Extract all lines from the data beneath that include the word "SWOT".

# START OF INFORMATION GIVEN

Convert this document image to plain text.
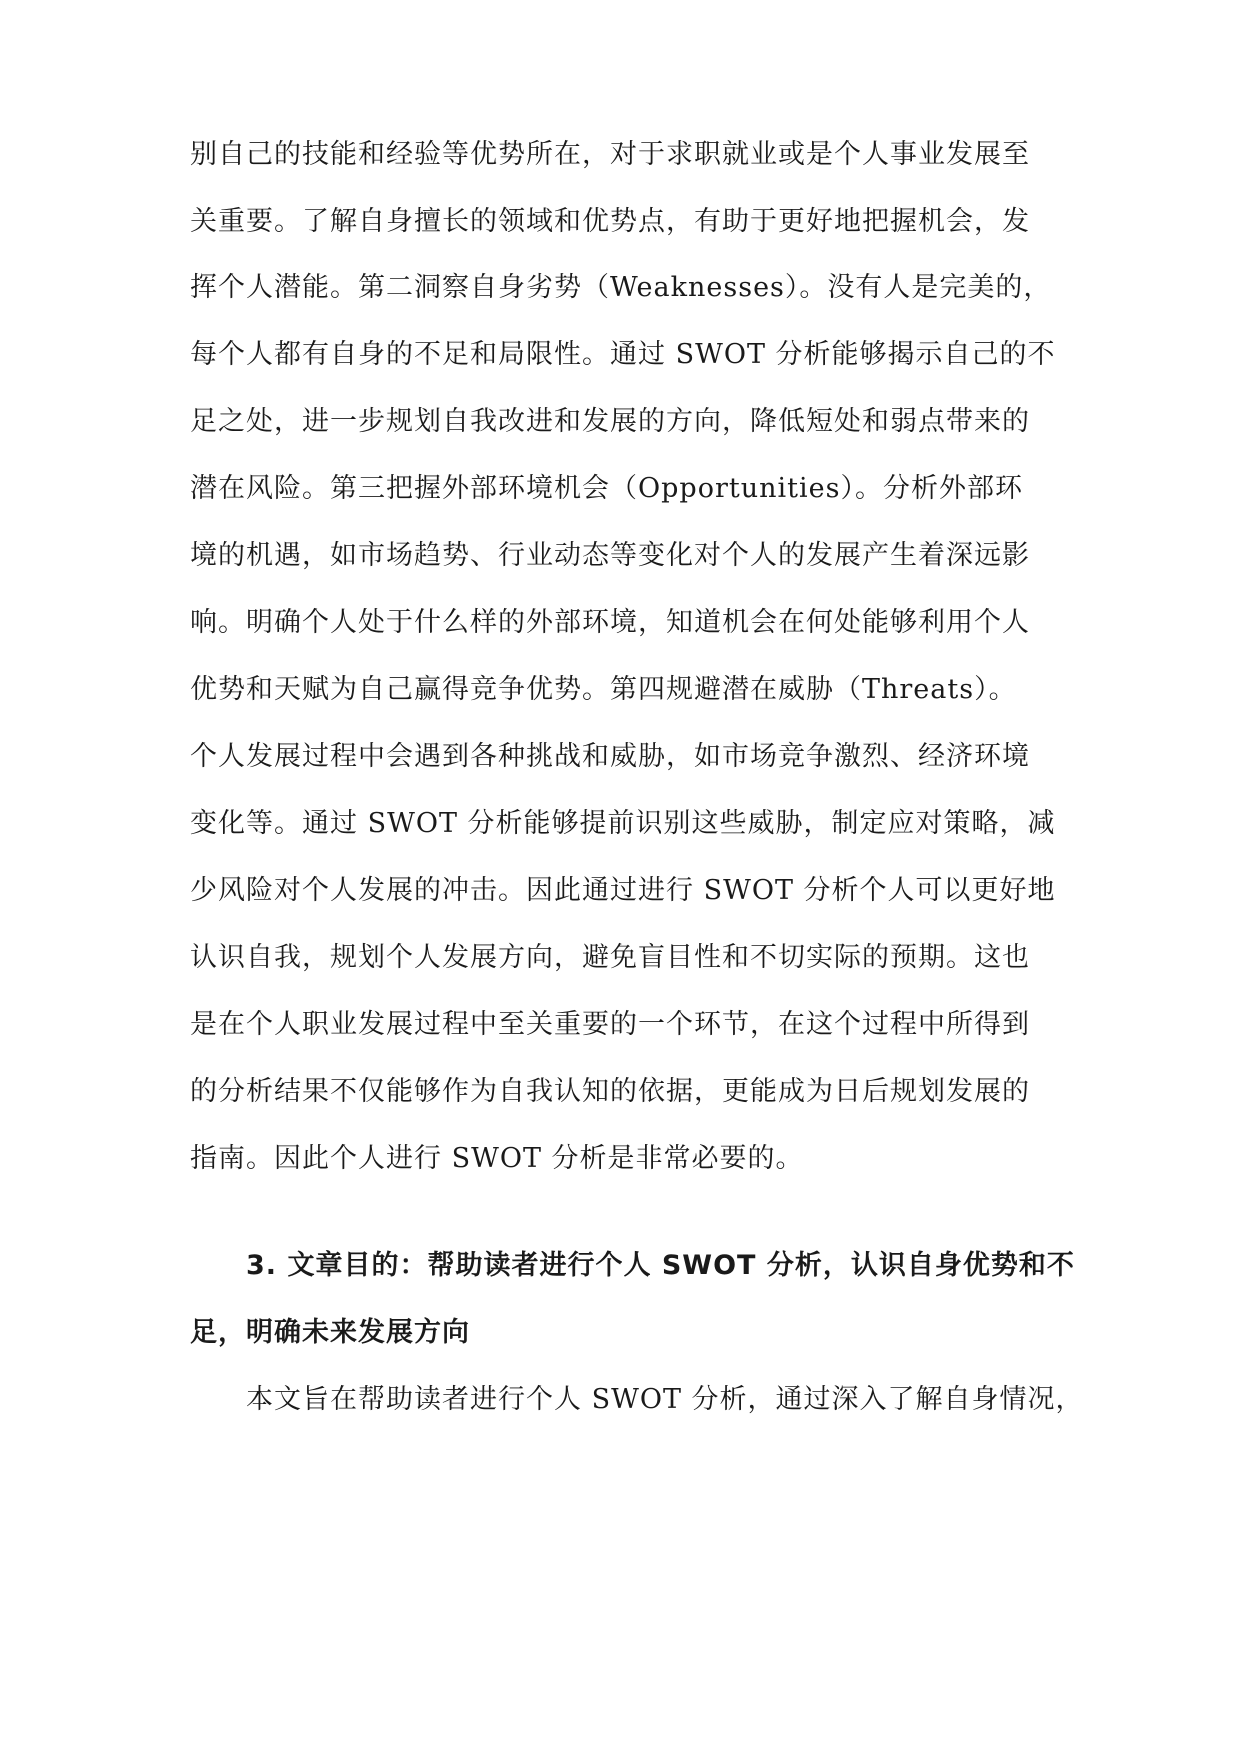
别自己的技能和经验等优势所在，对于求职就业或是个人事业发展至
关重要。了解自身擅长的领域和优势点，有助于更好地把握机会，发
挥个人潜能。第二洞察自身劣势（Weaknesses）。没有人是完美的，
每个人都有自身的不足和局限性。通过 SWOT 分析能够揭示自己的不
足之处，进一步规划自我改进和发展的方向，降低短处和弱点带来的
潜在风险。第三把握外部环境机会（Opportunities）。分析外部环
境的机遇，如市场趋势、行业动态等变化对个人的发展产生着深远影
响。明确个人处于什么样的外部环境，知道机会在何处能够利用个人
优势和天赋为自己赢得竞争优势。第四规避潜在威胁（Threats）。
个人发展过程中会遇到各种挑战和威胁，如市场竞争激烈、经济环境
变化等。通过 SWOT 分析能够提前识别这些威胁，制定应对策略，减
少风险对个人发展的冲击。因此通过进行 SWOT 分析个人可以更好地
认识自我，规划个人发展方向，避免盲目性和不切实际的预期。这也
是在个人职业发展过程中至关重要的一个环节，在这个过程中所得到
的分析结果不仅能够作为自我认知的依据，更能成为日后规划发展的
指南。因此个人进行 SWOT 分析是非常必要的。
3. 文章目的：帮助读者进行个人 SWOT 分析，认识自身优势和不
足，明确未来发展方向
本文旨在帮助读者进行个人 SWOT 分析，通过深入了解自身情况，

# END OF INFORMATION GIVEN

- [THE ANSWER]
每个人都有自身的不足和局限性。通过 SWOT 分析能够揭示自己的不
变化等。通过 SWOT 分析能够提前识别这些威胁，制定应对策略，减
少风险对个人发展的冲击。因此通过进行 SWOT 分析个人可以更好地
指南。因此个人进行 SWOT 分析是非常必要的。
3. 文章目的：帮助读者进行个人 SWOT 分析，认识自身优势和不
本文旨在帮助读者进行个人 SWOT 分析，通过深入了解自身情况，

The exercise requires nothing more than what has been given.